→ SHORT PROBLEM
Extract all lines from the data beneath that include the word "Вставить".

→ RECORD EXTRACTS
○ ○ ○ ○

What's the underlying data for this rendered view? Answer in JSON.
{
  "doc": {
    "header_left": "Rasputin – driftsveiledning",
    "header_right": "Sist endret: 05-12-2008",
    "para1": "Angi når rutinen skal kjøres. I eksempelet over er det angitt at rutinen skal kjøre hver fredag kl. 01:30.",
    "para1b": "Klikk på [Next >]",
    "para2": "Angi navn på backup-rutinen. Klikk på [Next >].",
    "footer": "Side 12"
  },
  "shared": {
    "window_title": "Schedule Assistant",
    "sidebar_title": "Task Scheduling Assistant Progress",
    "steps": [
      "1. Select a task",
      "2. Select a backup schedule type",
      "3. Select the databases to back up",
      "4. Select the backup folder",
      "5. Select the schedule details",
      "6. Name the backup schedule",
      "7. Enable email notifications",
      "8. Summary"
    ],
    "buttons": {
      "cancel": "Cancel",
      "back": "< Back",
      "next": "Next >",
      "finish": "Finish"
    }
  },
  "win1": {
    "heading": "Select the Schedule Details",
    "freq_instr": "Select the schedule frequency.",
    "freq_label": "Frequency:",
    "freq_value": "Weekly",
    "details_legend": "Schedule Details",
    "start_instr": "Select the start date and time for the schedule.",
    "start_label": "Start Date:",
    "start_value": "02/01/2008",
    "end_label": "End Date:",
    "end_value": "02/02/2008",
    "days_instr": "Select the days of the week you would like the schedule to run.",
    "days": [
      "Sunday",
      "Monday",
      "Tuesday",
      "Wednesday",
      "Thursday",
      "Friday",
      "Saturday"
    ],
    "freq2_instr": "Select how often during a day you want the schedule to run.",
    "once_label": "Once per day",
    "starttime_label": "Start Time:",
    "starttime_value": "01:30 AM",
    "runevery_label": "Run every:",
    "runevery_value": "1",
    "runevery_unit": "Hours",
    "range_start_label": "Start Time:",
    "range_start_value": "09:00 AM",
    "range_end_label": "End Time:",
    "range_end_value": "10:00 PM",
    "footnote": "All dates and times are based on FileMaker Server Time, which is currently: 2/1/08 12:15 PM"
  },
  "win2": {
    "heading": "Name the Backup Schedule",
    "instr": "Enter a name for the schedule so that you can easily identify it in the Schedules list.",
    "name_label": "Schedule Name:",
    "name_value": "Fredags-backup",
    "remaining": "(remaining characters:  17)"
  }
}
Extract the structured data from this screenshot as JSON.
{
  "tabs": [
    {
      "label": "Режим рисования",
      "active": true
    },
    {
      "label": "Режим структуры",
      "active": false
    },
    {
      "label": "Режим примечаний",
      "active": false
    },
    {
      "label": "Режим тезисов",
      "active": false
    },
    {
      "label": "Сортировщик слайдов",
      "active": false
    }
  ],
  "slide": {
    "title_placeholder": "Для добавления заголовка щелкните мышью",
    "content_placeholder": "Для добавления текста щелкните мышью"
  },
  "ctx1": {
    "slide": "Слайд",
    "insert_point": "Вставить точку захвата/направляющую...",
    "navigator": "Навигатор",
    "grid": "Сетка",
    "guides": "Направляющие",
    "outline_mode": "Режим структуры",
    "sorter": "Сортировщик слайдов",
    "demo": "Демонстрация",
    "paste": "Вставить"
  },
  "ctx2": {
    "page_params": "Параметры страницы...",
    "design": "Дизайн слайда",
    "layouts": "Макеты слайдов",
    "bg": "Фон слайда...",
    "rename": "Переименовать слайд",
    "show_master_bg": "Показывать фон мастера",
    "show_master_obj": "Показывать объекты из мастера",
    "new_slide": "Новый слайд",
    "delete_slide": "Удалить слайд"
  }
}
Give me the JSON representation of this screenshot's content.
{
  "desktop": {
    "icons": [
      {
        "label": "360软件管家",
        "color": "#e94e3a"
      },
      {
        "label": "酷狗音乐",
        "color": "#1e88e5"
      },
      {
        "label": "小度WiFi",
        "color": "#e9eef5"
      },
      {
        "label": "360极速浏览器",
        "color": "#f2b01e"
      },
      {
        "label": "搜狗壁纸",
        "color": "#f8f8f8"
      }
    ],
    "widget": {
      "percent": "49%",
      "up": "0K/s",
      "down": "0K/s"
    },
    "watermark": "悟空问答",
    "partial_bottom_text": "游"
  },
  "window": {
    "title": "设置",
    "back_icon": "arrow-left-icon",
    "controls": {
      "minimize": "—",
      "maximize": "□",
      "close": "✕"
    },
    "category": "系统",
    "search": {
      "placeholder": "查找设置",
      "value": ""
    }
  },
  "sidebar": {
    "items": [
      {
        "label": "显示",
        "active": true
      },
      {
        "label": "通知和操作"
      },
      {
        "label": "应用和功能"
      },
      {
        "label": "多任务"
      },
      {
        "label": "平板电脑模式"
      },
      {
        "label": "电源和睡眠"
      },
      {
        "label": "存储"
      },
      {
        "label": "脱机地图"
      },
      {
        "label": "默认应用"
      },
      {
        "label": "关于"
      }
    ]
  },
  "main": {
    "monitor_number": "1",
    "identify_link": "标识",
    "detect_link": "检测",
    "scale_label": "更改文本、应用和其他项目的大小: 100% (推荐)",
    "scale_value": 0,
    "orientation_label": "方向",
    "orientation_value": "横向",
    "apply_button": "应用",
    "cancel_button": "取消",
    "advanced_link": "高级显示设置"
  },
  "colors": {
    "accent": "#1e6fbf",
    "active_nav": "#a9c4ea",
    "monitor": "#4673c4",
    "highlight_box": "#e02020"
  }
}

○ ○ ○ ○

→ ANSWER TO THIS TASK
    "insert_point": "Вставить точку захвата/направляющую...",
    "paste": "Вставить"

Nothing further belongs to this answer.